_EXERCISE AIM_:
Continue the iTunes 6 review from the point where it stops, picking up right after its last sentence.

1621 words on iTunes
OMFG, another major iTunes version. Some Apple engineers must have thought they need to get iTunes ‘up-to-date’ for iLife ‘06 or had some other sick joke on their minds. Let’s just recall that iTunes 4 was published in April 2003 and it saw a reespectable number of decimal updates in the 28 months of its existance. Some of those updates were little, others were quite significant. And now we have iTunes 6 just over a month after the release of iTunes 5. If Apple can keep up this kind of acceleration we’ll be seeing iTunes 7 tomorrow or by the end of the week at latest. Fantastic! I guess by the end of the year it should be able to read your mind to determine which music it should project straight into your brain.
So the version number is a bad joke. But what else has changed?
The most obvious addition is that iTunes 6 now includes a video source. That’s basically what many people predicted: iTunes will be developed to give better support for video and the iPods will go the same way. Having a separate source for it in iTunes makes sense as, depending on the kinds of videos you have, you’re likely to use and organise them slightly differently from your music. But actually the video source isn’t really separate from you music library but rather the subset of it consisting of video media. I’m not sure that’s a good idea as having a ‘Cartoon’ genre for your Videos, say, will also give you a Cartoon genre in your music library which will be in your way most of the time.
Clicking the Videos source will give you the usual lists for your video media along with a modified search refinement bar at the top. To get some videos in there, I imported a few hundred video clips which have accumulated on my computer over the past decade. The first thing to note is that importing the films, i.e. adding them to the Library, is rather slow – much slower than adding music to the Library – and it completely blocks iTunes while it is done. This part of iTunes has never been impressive for music and it’s even worse for video.
Once you have some video files in your Videos source, you can assign the typical iTunes tags to them, including the ‘Music Genre’ (which may be just ‘Genre’ in English, but isn’t in German). And you’ll also get the typical Genre / Artist / Album lists at the top of the window along with a specialised filtering bar, the buttons of which are mostly useless as, say, its ‘Music Videos’ button will only show you all Music Videos which are tagged in the way that Apple deems appropriate for music videos rather than simply showing all files which actually are music videos. Thus, despite having a few dozen music videos in my library, that button won’t display a single one of them or require me to go through numerous file manually and change that property one by one. A total failure, so to speak.
At the very right of the filtering bar there are buttons to switch between list mode and a more attractive thumbnail mode. The thumbnail mode is as pretty as it is incomplete and slow. Scrolling is extremely jumpy, most likely because it seems that you can’t scroll continuously for whichever reason. Loading the preview images for the videos isn’t particularly fast either, at least when it’s done the first time.

Data extracted from a collection
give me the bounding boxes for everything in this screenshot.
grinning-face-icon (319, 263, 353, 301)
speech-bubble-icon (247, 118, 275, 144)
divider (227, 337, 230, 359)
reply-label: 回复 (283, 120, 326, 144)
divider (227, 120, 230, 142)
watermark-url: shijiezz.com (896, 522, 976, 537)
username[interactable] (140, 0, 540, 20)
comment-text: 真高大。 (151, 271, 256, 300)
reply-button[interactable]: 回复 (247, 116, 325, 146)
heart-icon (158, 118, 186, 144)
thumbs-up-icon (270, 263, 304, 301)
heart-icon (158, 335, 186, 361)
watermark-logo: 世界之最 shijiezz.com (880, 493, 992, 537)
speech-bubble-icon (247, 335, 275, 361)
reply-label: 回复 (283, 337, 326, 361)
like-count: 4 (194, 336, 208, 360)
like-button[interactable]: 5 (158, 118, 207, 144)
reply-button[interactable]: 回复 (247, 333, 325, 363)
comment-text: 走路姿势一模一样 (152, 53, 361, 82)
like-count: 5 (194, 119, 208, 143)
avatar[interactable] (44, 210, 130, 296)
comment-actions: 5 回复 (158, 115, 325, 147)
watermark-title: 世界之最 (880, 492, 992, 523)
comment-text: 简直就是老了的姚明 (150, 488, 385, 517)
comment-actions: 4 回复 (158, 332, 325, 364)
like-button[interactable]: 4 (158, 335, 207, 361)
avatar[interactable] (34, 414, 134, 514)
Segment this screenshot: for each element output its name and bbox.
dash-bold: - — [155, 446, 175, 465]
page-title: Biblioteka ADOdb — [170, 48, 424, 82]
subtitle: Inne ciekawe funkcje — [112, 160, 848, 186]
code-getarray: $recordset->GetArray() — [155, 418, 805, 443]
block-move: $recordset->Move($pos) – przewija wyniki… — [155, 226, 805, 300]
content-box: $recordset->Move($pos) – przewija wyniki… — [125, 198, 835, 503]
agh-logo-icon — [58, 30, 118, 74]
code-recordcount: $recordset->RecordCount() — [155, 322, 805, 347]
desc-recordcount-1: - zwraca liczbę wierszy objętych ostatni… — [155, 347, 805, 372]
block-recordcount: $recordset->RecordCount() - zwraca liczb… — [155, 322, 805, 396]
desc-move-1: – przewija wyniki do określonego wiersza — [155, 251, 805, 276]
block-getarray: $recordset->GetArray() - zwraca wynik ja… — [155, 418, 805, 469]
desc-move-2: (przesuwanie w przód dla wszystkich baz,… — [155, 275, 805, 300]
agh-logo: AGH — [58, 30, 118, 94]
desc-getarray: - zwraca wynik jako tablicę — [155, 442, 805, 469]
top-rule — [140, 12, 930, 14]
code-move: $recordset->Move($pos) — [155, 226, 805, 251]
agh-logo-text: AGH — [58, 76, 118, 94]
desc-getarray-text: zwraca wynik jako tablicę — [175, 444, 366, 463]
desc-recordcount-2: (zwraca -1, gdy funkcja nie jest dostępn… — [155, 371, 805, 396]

_EXERCISE ANSWER_:
But things are even stranger – video thumbnails are sorted in the same way as they are sorted in the list view and there is no way to switch the sort order in the thumbnail view. With the default sort-order for the view being by name, this means you’ll start off with a rather useless ordering and no obvious way to change it.
In addition when wanting to do a continuous selection in the thumbnail mode by clicking the first video and then shift-clicking the last one (selection rectangles just don’t seem to exist in iTunes), iTunes will select the videos which are geometrically between the first and the last one (i.e. when both of them are in the first column you’ll just get videos in the first column) rather than those which are alphabetically between them. In other words it behaves like the spatial Finder behaves while not offering any spatial features and while it would make more sense if it behaved like iPhoto in extending the selections.
Things get downright embarrassing when you look at iTunes’ performance. Video playback has sucked in iTunes ever since it was intoduced in iTunes 4.8 and it doesn’t seem to have improved a little bit since then. Doing anything in iTunes, like opening an info window or scrolling around, while a video is playing will cause the video playback to stall for a while. Not only does it look embarrassing but it makes you wonder what exactly they improved in iTunes 6’s video playback capabilities.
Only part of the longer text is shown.